(Data records)
::::::
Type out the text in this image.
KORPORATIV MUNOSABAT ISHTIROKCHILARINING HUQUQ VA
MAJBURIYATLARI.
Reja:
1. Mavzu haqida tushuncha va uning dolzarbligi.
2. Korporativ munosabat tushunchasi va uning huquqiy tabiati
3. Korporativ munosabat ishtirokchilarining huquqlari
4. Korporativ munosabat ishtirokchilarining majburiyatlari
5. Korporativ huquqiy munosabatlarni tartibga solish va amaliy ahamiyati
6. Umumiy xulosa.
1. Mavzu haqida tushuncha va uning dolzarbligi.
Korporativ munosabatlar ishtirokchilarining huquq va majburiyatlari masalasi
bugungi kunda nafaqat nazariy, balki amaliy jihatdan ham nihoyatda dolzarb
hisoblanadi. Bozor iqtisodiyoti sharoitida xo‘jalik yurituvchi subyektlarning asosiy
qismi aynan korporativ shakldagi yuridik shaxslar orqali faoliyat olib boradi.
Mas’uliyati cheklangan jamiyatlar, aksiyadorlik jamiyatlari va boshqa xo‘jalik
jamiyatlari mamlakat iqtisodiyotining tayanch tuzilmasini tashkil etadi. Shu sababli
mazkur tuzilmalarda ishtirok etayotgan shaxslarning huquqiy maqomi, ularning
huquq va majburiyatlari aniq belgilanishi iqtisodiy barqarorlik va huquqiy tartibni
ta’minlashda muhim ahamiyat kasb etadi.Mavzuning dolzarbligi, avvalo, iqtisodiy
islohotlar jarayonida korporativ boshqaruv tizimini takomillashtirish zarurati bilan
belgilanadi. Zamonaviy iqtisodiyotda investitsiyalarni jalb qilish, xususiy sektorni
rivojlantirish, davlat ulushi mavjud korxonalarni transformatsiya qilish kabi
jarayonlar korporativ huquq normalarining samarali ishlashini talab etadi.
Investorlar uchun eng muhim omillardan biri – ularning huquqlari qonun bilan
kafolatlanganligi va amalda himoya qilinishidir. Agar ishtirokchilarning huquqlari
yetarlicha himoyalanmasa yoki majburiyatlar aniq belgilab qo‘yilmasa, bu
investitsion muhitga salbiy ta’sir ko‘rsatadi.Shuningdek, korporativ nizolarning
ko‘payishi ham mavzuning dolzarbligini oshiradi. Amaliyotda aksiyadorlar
::::::
EXERCISE DETAILS: Copy out every line from the data above that has "huquqiy" in it.

SOLUTION TO THE EXERCISE:
2. Korporativ munosabat tushunchasi va uning huquqiy tabiati
5. Korporativ huquqiy munosabatlarni tartibga solish va amaliy ahamiyati
mazkur tuzilmalarda ishtirok etayotgan shaxslarning huquqiy maqomi, ularning
huquq va majburiyatlari aniq belgilanishi iqtisodiy barqarorlik va huquqiy tartibni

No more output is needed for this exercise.